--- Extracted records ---
^^^^^^^^^^^^^^^^
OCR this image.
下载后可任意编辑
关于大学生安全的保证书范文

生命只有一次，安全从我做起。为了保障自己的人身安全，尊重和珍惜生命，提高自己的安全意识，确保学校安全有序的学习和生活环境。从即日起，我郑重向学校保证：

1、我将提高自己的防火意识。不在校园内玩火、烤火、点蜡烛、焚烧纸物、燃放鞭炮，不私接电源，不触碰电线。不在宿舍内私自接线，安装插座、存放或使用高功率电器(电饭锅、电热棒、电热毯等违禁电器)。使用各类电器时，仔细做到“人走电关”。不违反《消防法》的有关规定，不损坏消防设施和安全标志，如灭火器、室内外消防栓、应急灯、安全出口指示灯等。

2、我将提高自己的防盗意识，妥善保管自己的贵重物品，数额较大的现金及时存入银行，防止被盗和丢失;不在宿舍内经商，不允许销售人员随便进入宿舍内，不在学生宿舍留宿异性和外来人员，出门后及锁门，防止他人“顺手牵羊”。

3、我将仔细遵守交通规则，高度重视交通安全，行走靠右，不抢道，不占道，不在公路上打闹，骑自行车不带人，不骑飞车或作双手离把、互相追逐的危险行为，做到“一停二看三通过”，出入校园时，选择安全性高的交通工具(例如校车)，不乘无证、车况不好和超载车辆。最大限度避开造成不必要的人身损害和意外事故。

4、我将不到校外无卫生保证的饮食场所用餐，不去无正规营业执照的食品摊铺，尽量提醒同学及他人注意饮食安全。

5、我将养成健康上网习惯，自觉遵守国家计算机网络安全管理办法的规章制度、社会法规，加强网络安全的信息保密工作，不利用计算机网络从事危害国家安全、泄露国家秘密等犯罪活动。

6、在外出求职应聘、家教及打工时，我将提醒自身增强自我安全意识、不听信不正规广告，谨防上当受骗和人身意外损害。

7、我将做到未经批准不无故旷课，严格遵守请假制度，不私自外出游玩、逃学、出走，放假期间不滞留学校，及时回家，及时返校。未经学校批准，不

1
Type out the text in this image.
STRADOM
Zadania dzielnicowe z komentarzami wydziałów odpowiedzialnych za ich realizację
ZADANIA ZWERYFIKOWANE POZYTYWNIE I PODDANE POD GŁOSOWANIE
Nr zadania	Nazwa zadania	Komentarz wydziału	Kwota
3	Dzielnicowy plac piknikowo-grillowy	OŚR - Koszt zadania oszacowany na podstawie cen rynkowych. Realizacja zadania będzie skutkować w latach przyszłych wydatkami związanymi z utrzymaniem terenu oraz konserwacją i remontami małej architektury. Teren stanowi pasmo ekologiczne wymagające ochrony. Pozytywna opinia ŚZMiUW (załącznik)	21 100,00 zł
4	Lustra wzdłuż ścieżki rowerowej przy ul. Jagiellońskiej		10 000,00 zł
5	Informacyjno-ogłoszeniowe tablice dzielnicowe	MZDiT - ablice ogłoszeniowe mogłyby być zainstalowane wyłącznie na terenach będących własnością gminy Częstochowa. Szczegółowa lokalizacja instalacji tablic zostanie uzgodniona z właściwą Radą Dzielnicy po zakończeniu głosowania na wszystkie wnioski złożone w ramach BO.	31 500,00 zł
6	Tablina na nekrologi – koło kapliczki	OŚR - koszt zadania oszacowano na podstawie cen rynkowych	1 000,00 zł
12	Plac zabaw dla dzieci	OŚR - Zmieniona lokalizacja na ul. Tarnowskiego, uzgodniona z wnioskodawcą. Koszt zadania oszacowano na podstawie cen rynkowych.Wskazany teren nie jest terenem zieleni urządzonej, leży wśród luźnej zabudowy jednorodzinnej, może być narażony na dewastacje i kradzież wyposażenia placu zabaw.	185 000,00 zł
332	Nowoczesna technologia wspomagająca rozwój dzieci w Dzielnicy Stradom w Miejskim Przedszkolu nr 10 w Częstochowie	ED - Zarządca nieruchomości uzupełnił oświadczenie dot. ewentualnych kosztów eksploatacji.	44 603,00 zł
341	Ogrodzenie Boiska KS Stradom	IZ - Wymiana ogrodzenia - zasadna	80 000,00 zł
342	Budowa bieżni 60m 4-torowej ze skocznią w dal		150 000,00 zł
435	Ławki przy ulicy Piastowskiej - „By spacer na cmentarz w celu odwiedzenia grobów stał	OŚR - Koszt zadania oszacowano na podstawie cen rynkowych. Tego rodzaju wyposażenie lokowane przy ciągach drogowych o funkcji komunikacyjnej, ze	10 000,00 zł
^^^^^^^^^^^^^^^^
--- WHAT THE TASK REQUIRES ---
Extract every line from the records above that contains the word "dzielnicowe".

--- EXERCISE RESULT ---
Zadania dzielnicowe z komentarzami wydziałów odpowiedzialnych za ich realizację
5	Informacyjno-ogłoszeniowe tablice dzielnicowe	MZDiT - ablice ogłoszeniowe mogłyby być zainstalowane wyłącznie na terenach będących własnością gminy Częstochowa. Szczegółowa lokalizacja instalacji tablic zostanie uzgodniona z właściwą Radą Dzielnicy po zakończeniu głosowania na wszystkie wnioski złożone w ramach BO.	31 500,00 zł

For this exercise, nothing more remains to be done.